GOAL OF THE EXERCISE
Scan the records for the string "Петровского"; copy each line where it occurs.

DATASET CONTENT
╭──

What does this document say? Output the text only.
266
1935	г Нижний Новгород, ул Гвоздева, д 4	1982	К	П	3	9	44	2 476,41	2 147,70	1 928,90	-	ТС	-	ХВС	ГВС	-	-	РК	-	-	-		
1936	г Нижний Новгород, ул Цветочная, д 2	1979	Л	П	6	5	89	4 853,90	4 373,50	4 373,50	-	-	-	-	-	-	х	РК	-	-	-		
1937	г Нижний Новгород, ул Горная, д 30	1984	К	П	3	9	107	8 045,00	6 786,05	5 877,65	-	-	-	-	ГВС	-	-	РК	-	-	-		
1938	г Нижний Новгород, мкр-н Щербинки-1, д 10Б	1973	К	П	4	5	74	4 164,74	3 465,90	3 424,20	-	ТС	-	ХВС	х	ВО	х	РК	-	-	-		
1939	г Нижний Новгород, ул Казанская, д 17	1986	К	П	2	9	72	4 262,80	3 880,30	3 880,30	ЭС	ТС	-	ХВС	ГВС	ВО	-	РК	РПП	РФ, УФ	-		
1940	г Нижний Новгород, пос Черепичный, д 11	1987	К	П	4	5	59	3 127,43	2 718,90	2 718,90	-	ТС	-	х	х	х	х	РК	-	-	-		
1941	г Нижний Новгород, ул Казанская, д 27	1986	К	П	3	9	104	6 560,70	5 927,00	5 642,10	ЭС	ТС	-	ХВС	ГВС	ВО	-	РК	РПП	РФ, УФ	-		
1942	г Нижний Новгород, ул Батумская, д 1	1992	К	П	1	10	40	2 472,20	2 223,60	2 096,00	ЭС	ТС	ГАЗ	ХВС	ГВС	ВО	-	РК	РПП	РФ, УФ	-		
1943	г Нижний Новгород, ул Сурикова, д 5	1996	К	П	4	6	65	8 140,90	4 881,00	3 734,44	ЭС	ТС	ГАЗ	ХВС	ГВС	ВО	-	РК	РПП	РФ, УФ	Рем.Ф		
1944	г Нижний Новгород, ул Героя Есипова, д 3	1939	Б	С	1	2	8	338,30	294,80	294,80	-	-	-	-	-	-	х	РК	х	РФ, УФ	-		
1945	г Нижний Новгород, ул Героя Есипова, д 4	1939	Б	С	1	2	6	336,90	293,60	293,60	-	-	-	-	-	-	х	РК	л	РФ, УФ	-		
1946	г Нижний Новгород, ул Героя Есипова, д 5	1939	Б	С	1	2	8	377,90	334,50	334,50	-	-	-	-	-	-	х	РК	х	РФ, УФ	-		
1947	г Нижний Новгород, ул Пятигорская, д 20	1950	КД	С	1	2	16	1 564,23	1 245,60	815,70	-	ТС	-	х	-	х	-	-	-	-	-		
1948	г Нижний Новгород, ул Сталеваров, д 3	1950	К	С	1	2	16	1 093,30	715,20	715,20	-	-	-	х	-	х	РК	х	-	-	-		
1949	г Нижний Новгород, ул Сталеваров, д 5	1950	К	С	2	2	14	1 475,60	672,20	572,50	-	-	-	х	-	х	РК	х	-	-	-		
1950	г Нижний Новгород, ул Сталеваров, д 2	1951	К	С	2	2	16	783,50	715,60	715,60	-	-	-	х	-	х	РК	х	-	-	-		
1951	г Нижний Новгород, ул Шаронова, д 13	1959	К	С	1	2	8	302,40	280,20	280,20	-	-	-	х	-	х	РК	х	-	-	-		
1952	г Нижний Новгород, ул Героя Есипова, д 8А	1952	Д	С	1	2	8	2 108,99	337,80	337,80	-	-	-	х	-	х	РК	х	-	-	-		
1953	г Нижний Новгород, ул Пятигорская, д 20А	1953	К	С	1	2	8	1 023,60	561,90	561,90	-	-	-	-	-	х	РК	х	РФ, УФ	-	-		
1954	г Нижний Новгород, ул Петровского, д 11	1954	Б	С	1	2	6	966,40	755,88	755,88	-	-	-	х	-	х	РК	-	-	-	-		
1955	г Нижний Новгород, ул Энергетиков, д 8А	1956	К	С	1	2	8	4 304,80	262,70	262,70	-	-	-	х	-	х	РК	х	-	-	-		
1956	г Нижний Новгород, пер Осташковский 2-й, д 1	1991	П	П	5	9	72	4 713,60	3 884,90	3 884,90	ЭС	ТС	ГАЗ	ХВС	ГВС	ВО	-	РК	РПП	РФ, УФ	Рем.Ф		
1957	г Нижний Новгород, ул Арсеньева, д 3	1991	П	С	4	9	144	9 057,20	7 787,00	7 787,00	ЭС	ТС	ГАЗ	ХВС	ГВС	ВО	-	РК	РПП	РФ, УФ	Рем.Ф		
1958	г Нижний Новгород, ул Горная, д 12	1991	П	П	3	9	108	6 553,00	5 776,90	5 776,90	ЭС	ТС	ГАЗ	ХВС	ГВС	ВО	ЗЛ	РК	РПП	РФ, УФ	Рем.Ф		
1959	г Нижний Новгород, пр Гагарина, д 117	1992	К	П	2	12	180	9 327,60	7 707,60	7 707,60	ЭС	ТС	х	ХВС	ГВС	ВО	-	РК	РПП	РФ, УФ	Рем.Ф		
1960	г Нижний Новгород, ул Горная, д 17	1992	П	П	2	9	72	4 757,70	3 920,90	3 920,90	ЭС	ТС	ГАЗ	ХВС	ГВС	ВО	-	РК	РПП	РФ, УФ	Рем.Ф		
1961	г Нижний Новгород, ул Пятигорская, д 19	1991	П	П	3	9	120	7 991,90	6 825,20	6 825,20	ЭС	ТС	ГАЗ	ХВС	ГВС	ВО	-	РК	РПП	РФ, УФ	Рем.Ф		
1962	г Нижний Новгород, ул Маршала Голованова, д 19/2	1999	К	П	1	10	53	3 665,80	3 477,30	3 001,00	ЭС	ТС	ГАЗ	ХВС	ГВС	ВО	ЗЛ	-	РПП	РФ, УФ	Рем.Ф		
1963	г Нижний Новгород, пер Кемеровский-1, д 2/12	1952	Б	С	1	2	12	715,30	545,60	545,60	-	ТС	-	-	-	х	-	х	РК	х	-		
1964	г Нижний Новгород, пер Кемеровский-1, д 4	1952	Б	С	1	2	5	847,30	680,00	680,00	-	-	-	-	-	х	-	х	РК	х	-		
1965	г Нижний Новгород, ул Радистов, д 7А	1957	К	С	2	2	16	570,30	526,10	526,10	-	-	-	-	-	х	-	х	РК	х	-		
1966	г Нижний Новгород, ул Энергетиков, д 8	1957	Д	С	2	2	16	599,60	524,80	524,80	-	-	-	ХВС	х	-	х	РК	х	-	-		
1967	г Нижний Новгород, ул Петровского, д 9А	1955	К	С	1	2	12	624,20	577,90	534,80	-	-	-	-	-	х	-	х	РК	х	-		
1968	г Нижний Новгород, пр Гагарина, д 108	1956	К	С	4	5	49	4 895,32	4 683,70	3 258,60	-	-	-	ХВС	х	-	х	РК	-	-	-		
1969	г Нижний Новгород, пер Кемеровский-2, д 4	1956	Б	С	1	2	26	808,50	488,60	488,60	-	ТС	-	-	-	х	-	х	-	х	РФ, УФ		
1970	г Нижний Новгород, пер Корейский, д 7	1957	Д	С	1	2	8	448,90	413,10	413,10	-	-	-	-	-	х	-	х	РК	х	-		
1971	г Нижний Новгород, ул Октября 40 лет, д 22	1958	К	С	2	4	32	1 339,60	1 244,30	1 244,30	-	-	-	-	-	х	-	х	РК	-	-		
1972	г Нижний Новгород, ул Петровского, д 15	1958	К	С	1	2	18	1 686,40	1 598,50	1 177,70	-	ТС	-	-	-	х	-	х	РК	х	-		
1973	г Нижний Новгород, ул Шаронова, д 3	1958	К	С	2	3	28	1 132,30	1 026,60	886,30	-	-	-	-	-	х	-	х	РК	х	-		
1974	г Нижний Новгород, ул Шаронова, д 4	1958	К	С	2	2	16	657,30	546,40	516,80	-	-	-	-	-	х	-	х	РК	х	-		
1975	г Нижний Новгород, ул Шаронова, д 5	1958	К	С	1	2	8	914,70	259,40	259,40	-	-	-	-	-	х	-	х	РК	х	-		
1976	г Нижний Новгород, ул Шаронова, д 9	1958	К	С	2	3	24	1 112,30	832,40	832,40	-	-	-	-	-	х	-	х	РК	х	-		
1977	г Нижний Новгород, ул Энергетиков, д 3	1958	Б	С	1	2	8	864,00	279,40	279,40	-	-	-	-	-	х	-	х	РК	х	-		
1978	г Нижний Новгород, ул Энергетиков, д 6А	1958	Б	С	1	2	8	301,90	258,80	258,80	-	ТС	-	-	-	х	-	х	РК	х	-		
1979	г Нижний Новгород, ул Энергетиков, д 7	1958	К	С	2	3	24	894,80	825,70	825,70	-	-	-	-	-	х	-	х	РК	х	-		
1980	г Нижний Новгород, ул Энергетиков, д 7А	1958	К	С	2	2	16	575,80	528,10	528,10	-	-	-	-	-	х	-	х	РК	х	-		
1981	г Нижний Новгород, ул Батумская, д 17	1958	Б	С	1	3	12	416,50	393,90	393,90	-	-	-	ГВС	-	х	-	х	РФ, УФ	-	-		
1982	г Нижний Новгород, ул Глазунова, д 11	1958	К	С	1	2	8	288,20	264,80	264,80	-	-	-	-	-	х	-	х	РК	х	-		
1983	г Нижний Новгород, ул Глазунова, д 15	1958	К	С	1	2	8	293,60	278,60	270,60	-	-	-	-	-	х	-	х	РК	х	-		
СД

╰──

RESULT
1954	г Нижний Новгород, ул Петровского, д 11	1954	Б	С	1	2	6	966,40	755,88	755,88	-	-	-	х	-	х	РК	-	-	-	-		
1967	г Нижний Новгород, ул Петровского, д 9А	1955	К	С	1	2	12	624,20	577,90	534,80	-	-	-	-	-	х	-	х	РК	х	-		
1972	г Нижний Новгород, ул Петровского, д 15	1958	К	С	1	2	18	1 686,40	1 598,50	1 177,70	-	ТС	-	-	-	х	-	х	РК	х	-		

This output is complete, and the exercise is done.